§ **Available data**:
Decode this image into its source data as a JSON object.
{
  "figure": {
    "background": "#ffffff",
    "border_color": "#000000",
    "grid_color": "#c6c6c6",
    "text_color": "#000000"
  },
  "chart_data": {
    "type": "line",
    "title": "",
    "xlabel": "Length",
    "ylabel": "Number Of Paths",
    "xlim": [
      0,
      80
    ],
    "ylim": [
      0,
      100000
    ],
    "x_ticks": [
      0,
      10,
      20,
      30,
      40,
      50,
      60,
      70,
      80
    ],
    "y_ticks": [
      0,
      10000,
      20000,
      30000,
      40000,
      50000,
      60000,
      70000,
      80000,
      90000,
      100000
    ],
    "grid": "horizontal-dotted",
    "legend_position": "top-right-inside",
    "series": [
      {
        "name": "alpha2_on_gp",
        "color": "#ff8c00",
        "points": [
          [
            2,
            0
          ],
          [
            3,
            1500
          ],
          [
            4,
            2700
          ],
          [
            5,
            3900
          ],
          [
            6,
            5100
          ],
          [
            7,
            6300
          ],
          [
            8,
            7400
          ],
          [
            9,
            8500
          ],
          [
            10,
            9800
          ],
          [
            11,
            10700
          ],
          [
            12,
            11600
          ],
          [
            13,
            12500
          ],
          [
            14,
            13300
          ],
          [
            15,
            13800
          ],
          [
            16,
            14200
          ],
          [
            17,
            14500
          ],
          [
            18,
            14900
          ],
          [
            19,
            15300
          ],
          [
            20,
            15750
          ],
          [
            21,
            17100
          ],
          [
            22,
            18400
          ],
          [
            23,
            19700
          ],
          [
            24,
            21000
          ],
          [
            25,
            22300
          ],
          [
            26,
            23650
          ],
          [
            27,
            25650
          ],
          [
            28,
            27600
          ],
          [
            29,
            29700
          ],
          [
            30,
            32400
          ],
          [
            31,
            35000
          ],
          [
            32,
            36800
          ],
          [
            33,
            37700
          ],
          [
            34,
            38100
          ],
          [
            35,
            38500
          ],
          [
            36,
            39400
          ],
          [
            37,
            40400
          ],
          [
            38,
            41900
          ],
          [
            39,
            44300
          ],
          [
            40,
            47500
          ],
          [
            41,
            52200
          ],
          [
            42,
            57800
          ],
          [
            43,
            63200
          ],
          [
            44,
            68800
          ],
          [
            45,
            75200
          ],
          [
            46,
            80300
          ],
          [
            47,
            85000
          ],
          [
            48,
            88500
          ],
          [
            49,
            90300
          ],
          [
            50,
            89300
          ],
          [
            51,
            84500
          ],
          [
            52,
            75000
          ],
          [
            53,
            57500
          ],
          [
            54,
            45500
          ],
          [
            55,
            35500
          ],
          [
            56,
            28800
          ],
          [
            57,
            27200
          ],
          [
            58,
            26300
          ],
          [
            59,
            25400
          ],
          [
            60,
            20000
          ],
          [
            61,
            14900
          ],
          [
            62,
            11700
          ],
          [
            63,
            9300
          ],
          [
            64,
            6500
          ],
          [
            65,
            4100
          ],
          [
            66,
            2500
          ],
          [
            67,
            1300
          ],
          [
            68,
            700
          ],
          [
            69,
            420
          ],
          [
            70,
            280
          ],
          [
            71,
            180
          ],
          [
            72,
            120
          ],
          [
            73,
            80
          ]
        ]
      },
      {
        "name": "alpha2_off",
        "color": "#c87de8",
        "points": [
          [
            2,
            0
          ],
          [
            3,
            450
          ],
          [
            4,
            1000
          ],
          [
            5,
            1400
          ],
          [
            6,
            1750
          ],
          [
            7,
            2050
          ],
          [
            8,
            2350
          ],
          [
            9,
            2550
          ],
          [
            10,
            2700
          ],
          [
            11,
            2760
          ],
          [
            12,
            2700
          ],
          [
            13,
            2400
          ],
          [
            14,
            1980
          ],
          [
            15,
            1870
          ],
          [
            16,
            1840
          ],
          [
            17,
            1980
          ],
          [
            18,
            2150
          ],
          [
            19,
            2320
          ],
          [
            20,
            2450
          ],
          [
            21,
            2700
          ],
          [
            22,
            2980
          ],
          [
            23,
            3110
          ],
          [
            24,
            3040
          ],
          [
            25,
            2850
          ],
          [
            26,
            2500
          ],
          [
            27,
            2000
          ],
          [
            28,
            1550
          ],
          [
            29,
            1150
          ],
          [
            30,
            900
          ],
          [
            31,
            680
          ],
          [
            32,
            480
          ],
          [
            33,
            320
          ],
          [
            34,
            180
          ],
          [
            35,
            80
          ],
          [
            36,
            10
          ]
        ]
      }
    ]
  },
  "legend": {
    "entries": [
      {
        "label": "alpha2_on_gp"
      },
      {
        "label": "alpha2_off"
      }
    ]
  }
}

§ **What you are asked to do**: Using the listing above, retype each line exactly.

§ **Completed exercise**:
Decode this image into its source data as a JSON object.
{
  "figure": {
    "background": "#ffffff",
    "border_color": "#000000",
    "grid_color": "#c6c6c6",
    "text_color": "#000000"
  },
  "chart_data": {
    "type": "line",
    "title": "",
    "xlabel": "Length",
    "ylabel": "Number Of Paths",
    "xlim": [
      0,
      80
    ],
    "ylim": [
      0,
      100000
    ],
    "x_ticks": [
      0,
      10,
      20,
      30,
      40,
      50,
      60,
      70,
      80
    ],
    "y_ticks": [
      0,
      10000,
      20000,
      30000,
      40000,
      50000,
      60000,
      70000,
      80000,
      90000,
      100000
    ],
    "grid": "horizontal-dotted",
    "legend_position": "top-right-inside",
    "series": [
      {
        "name": "alpha2_on_gp",
        "color": "#ff8c00",
        "points": [
          [
            2,
            0
          ],
          [
            3,
            1500
          ],
          [
            4,
            2700
          ],
          [
            5,
            3900
          ],
          [
            6,
            5100
          ],
          [
            7,
            6300
          ],
          [
            8,
            7400
          ],
          [
            9,
            8500
          ],
          [
            10,
            9800
          ],
          [
            11,
            10700
          ],
          [
            12,
            11600
          ],
          [
            13,
            12500
          ],
          [
            14,
            13300
          ],
          [
            15,
            13800
          ],
          [
            16,
            14200
          ],
          [
            17,
            14500
          ],
          [
            18,
            14900
          ],
          [
            19,
            15300
          ],
          [
            20,
            15750
          ],
          [
            21,
            17100
          ],
          [
            22,
            18400
          ],
          [
            23,
            19700
          ],
          [
            24,
            21000
          ],
          [
            25,
            22300
          ],
          [
            26,
            23650
          ],
          [
            27,
            25650
          ],
          [
            28,
            27600
          ],
          [
            29,
            29700
          ],
          [
            30,
            32400
          ],
          [
            31,
            35000
          ],
          [
            32,
            36800
          ],
          [
            33,
            37700
          ],
          [
            34,
            38100
          ],
          [
            35,
            38500
          ],
          [
            36,
            39400
          ],
          [
            37,
            40400
          ],
          [
            38,
            41900
          ],
          [
            39,
            44300
          ],
          [
            40,
            47500
          ],
          [
            41,
            52200
          ],
          [
            42,
            57800
          ],
          [
            43,
            63200
          ],
          [
            44,
            68800
          ],
          [
            45,
            75200
          ],
          [
            46,
            80300
          ],
          [
            47,
            85000
          ],
          [
            48,
            88500
          ],
          [
            49,
            90300
          ],
          [
            50,
            89300
          ],
          [
            51,
            84500
          ],
          [
            52,
            75000
          ],
          [
            53,
            57500
          ],
          [
            54,
            45500
          ],
          [
            55,
            35500
          ],
          [
            56,
            28800
          ],
          [
            57,
            27200
          ],
          [
            58,
            26300
          ],
          [
            59,
            25400
          ],
          [
            60,
            20000
          ],
          [
            61,
            14900
          ],
          [
            62,
            11700
          ],
          [
            63,
            9300
          ],
          [
            64,
            6500
          ],
          [
            65,
            4100
          ],
          [
            66,
            2500
          ],
          [
            67,
            1300
          ],
          [
            68,
            700
          ],
          [
            69,
            420
          ],
          [
            70,
            280
          ],
          [
            71,
            180
          ],
          [
            72,
            120
          ],
          [
            73,
            80
          ]
        ]
      },
      {
        "name": "alpha2_off",
        "color": "#c87de8",
        "points": [
          [
            2,
            0
          ],
          [
            3,
            450
          ],
          [
            4,
            1000
          ],
          [
            5,
            1400
          ],
          [
            6,
            1750
          ],
          [
            7,
            2050
          ],
          [
            8,
            2350
          ],
          [
            9,
            2550
          ],
          [
            10,
            2700
          ],
          [
            11,
            2760
          ],
          [
            12,
            2700
          ],
          [
            13,
            2400
          ],
          [
            14,
            1980
          ],
          [
            15,
            1870
          ],
          [
            16,
            1840
          ],
          [
            17,
            1980
          ],
          [
            18,
            2150
          ],
          [
            19,
            2320
          ],
          [
            20,
            2450
          ],
          [
            21,
            2700
          ],
          [
            22,
            2980
          ],
          [
            23,
            3110
          ],
          [
            24,
            3040
          ],
          [
            25,
            2850
          ],
          [
            26,
            2500
          ],
          [
            27,
            2000
          ],
          [
            28,
            1550
          ],
          [
            29,
            1150
          ],
          [
            30,
            900
          ],
          [
            31,
            680
          ],
          [
            32,
            480
          ],
          [
            33,
            320
          ],
          [
            34,
            180
          ],
          [
            35,
            80
          ],
          [
            36,
            10
          ]
        ]
      }
    ]
  },
  "legend": {
    "entries": [
      {
        "label": "alpha2_on_gp"
      },
      {
        "label": "alpha2_off"
      }
    ]
  }
}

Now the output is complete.